■ Goal:
Edit the rows below, replacing every occurrence of "Procurement" with "Purchasing" and leaving all other text unchanged. Omit the pictures from your output.

[Stored items from a collection]
┌──

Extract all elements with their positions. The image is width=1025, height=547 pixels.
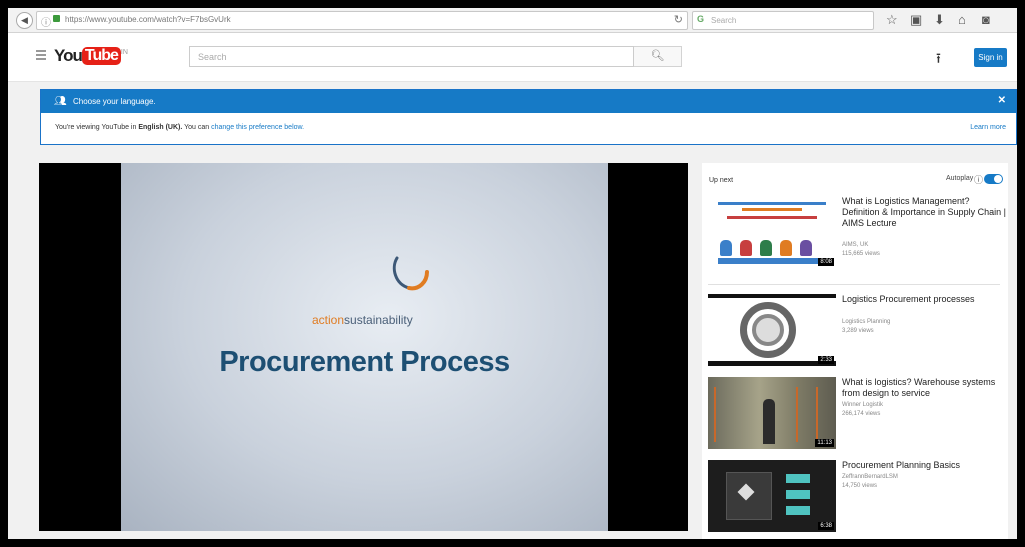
language-banner: 👥︎ Choose your language. ✕ You're viewin… bbox=[40, 89, 1017, 145]
star-icon[interactable]: ☆ bbox=[886, 12, 898, 27]
brand-rest: sustainability bbox=[344, 313, 413, 327]
search-input[interactable]: Search bbox=[189, 46, 634, 67]
pocket-icon[interactable]: ◙ bbox=[982, 12, 990, 27]
video-title[interactable]: Logistics Procurement processes bbox=[842, 294, 1008, 305]
browser-search-placeholder: Search bbox=[711, 16, 737, 25]
language-banner-body: You're viewing YouTube in English (UK). … bbox=[41, 113, 1016, 144]
divider bbox=[708, 284, 1000, 285]
search-icon: 🔍︎ bbox=[650, 50, 665, 62]
search-button[interactable]: 🔍︎ bbox=[634, 46, 682, 67]
browser-toolbar: ◀ ⓘ https://www.youtube.com/watch?v=F7bs… bbox=[8, 8, 1017, 33]
video-thumbnail[interactable]: 2:33 bbox=[708, 294, 836, 366]
back-arrow-icon[interactable]: ◀ bbox=[16, 12, 33, 29]
duration-badge: 6:38 bbox=[818, 522, 834, 530]
channel-name: Logistics Planning bbox=[842, 319, 891, 325]
list-item[interactable]: 6:38 Procurement Planning Basics Zeffran… bbox=[708, 460, 1008, 539]
language-message: You're viewing YouTube in English (UK). … bbox=[55, 124, 304, 131]
video-player[interactable]: actionsustainability Procurement Process bbox=[39, 163, 688, 531]
address-bar[interactable]: ⓘ https://www.youtube.com/watch?v=F7bsGv… bbox=[36, 11, 688, 30]
youtube-masthead: You Tube IN Search 🔍︎ ⭱ Sign in bbox=[8, 33, 1017, 82]
channel-name: ZeffrannBernardLSM bbox=[842, 474, 898, 480]
video-title[interactable]: Procurement Planning Basics bbox=[842, 460, 1008, 471]
person-icon: 👥︎ bbox=[54, 96, 67, 107]
change-preference-link[interactable]: change this preference below. bbox=[211, 124, 304, 131]
logo-tube: Tube bbox=[81, 47, 121, 65]
brand-accent: action bbox=[312, 313, 345, 327]
autoplay-toggle[interactable] bbox=[984, 174, 1003, 184]
info-icon[interactable]: ⓘ bbox=[41, 14, 51, 29]
view-count: 266,174 views bbox=[842, 411, 881, 417]
home-icon[interactable]: ⌂ bbox=[958, 12, 966, 27]
youtube-logo[interactable]: You Tube IN bbox=[54, 46, 128, 68]
view-count: 115,665 views bbox=[842, 251, 880, 257]
duration-badge: 2:33 bbox=[818, 356, 834, 364]
sign-in-button[interactable]: Sign in bbox=[974, 48, 1007, 67]
list-item[interactable]: 8:08 What is Logistics Management? Defin… bbox=[708, 196, 1008, 276]
list-item[interactable]: 2:33 Logistics Procurement processes Log… bbox=[708, 294, 1008, 374]
upload-icon[interactable]: ⭱ bbox=[936, 48, 941, 72]
autoplay-label: Autoplay bbox=[946, 175, 974, 182]
duration-badge: 11:13 bbox=[815, 439, 834, 447]
logo-you: You bbox=[54, 46, 83, 65]
clipboard-icon[interactable]: ▣ bbox=[910, 12, 922, 27]
video-frame[interactable]: actionsustainability Procurement Process bbox=[121, 163, 608, 531]
logo-region: IN bbox=[120, 48, 128, 56]
language-message-mid: You can bbox=[184, 124, 210, 131]
language-banner-header: 👥︎ Choose your language. ✕ bbox=[41, 90, 1016, 113]
video-title[interactable]: What is Logistics Management? Definition… bbox=[842, 196, 1008, 229]
current-language: English (UK). bbox=[138, 124, 183, 131]
download-icon[interactable]: ⬇ bbox=[934, 12, 945, 27]
video-thumbnail[interactable]: 6:38 bbox=[708, 460, 836, 532]
language-banner-title: Choose your language. bbox=[73, 97, 156, 106]
brand-wordmark: actionsustainability bbox=[312, 313, 413, 327]
menu-icon[interactable] bbox=[36, 50, 46, 60]
video-thumbnail[interactable]: 8:08 bbox=[708, 196, 836, 268]
browser-window: ◀ ⓘ https://www.youtube.com/watch?v=F7bs… bbox=[8, 8, 1017, 539]
google-icon: G bbox=[697, 14, 705, 24]
close-icon[interactable]: ✕ bbox=[998, 95, 1006, 106]
learn-more-link[interactable]: Learn more bbox=[970, 124, 1006, 131]
browser-search-field[interactable]: G Search bbox=[692, 11, 874, 30]
list-item[interactable]: 11:13 What is logistics? Warehouse syste… bbox=[708, 377, 1008, 457]
up-next-heading: Up next bbox=[709, 177, 734, 184]
language-message-prefix: You're viewing YouTube in bbox=[55, 124, 137, 131]
reload-icon[interactable]: ↻ bbox=[674, 13, 683, 26]
duration-badge: 8:08 bbox=[818, 258, 834, 266]
video-title[interactable]: What is logistics? Warehouse systems fro… bbox=[842, 377, 1008, 399]
search-placeholder: Search bbox=[198, 52, 227, 62]
lock-icon bbox=[53, 15, 60, 22]
up-next-sidebar: Up next Autoplay ⓘ 8:08 What is Logistic… bbox=[702, 163, 1008, 539]
view-count: 3,289 views bbox=[842, 328, 874, 334]
channel-name: AIMS, UK bbox=[842, 242, 869, 248]
video-slide-title: Procurement Process bbox=[219, 346, 510, 378]
brand-swoosh-logo bbox=[392, 256, 429, 291]
url-text[interactable]: https://www.youtube.com/watch?v=F7bsGvUr… bbox=[65, 15, 231, 24]
view-count: 14,750 views bbox=[842, 483, 878, 489]
channel-name: Winner Logistik bbox=[842, 402, 884, 408]
info-icon[interactable]: ⓘ bbox=[974, 173, 983, 186]
video-thumbnail[interactable]: 11:13 bbox=[708, 377, 836, 449]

└──

■ Written answer:
Extract all elements with their positions. The image is width=1025, height=547 pixels.
language-banner: 👥︎ Choose your language. ✕ You're viewin… bbox=[40, 89, 1017, 145]
star-icon[interactable]: ☆ bbox=[886, 12, 898, 27]
brand-rest: sustainability bbox=[344, 313, 413, 327]
search-input[interactable]: Search bbox=[189, 46, 634, 67]
pocket-icon[interactable]: ◙ bbox=[982, 12, 990, 27]
video-title[interactable]: Logistics Purchasing processes bbox=[842, 294, 1008, 305]
browser-search-placeholder: Search bbox=[711, 16, 737, 25]
language-banner-body: You're viewing YouTube in English (UK). … bbox=[41, 113, 1016, 144]
divider bbox=[708, 284, 1000, 285]
search-icon: 🔍︎ bbox=[650, 50, 665, 62]
search-button[interactable]: 🔍︎ bbox=[634, 46, 682, 67]
browser-toolbar: ◀ ⓘ https://www.youtube.com/watch?v=F7bs… bbox=[8, 8, 1017, 33]
video-thumbnail[interactable]: 2:33 bbox=[708, 294, 836, 366]
back-arrow-icon[interactable]: ◀ bbox=[16, 12, 33, 29]
duration-badge: 6:38 bbox=[818, 522, 834, 530]
channel-name: Logistics Planning bbox=[842, 319, 891, 325]
list-item[interactable]: 6:38 Purchasing Planning Basics Zeffran… bbox=[708, 460, 1008, 539]
language-message: You're viewing YouTube in English (UK). … bbox=[55, 124, 304, 131]
video-player[interactable]: actionsustainability Purchasing Process bbox=[39, 163, 688, 531]
address-bar[interactable]: ⓘ https://www.youtube.com/watch?v=F7bsGv… bbox=[36, 11, 688, 30]
youtube-masthead: You Tube IN Search 🔍︎ ⭱ Sign in bbox=[8, 33, 1017, 82]
channel-name: ZeffrannBernardLSM bbox=[842, 474, 898, 480]
video-title[interactable]: Purchasing Planning Basics bbox=[842, 460, 1008, 471]
person-icon: 👥︎ bbox=[54, 96, 67, 107]
change-preference-link[interactable]: change this preference below. bbox=[211, 124, 304, 131]
logo-tube: Tube bbox=[81, 47, 121, 65]
brand-accent: action bbox=[312, 313, 345, 327]
autoplay-toggle[interactable] bbox=[984, 174, 1003, 184]
info-icon[interactable]: ⓘ bbox=[41, 14, 51, 29]
view-count: 266,174 views bbox=[842, 411, 881, 417]
home-icon[interactable]: ⌂ bbox=[958, 12, 966, 27]
youtube-logo[interactable]: You Tube IN bbox=[54, 46, 128, 68]
view-count: 115,665 views bbox=[842, 251, 880, 257]
duration-badge: 2:33 bbox=[818, 356, 834, 364]
sign-in-button[interactable]: Sign in bbox=[974, 48, 1007, 67]
list-item[interactable]: 8:08 What is Logistics Management? Defin… bbox=[708, 196, 1008, 276]
list-item[interactable]: 2:33 Logistics Purchasing processes Log… bbox=[708, 294, 1008, 374]
upload-icon[interactable]: ⭱ bbox=[936, 48, 941, 72]
autoplay-label: Autoplay bbox=[946, 175, 974, 182]
duration-badge: 11:13 bbox=[815, 439, 834, 447]
logo-you: You bbox=[54, 46, 83, 65]
clipboard-icon[interactable]: ▣ bbox=[910, 12, 922, 27]
video-frame[interactable]: actionsustainability Purchasing Process bbox=[121, 163, 608, 531]
logo-region: IN bbox=[120, 48, 128, 56]
language-message-mid: You can bbox=[184, 124, 210, 131]
language-banner-header: 👥︎ Choose your language. ✕ bbox=[41, 90, 1016, 113]
video-title[interactable]: What is Logistics Management? Definition… bbox=[842, 196, 1008, 229]
current-language: English (UK). bbox=[138, 124, 183, 131]
download-icon[interactable]: ⬇ bbox=[934, 12, 945, 27]
video-thumbnail[interactable]: 6:38 bbox=[708, 460, 836, 532]
language-banner-title: Choose your language. bbox=[73, 97, 156, 106]
brand-wordmark: actionsustainability bbox=[312, 313, 413, 327]
menu-icon[interactable] bbox=[36, 50, 46, 60]
video-thumbnail[interactable]: 8:08 bbox=[708, 196, 836, 268]
browser-window: ◀ ⓘ https://www.youtube.com/watch?v=F7bs… bbox=[8, 8, 1017, 539]
google-icon: G bbox=[697, 14, 705, 24]
close-icon[interactable]: ✕ bbox=[998, 95, 1006, 106]
learn-more-link[interactable]: Learn more bbox=[970, 124, 1006, 131]
browser-search-field[interactable]: G Search bbox=[692, 11, 874, 30]
list-item[interactable]: 11:13 What is logistics? Warehouse syste… bbox=[708, 377, 1008, 457]
up-next-heading: Up next bbox=[709, 177, 734, 184]
language-message-prefix: You're viewing YouTube in bbox=[55, 124, 137, 131]
reload-icon[interactable]: ↻ bbox=[674, 13, 683, 26]
duration-badge: 8:08 bbox=[818, 258, 834, 266]
video-title[interactable]: What is logistics? Warehouse systems fro… bbox=[842, 377, 1008, 399]
search-placeholder: Search bbox=[198, 52, 227, 62]
lock-icon bbox=[53, 15, 60, 22]
up-next-sidebar: Up next Autoplay ⓘ 8:08 What is Logistic… bbox=[702, 163, 1008, 539]
view-count: 3,289 views bbox=[842, 328, 874, 334]
channel-name: AIMS, UK bbox=[842, 242, 869, 248]
video-slide-title: Purchasing Process bbox=[219, 346, 510, 378]
brand-swoosh-logo bbox=[392, 256, 429, 291]
url-text[interactable]: https://www.youtube.com/watch?v=F7bsGvUr… bbox=[65, 15, 231, 24]
view-count: 14,750 views bbox=[842, 483, 878, 489]
channel-name: Winner Logistik bbox=[842, 402, 884, 408]
info-icon[interactable]: ⓘ bbox=[974, 173, 983, 186]
video-thumbnail[interactable]: 11:13 bbox=[708, 377, 836, 449]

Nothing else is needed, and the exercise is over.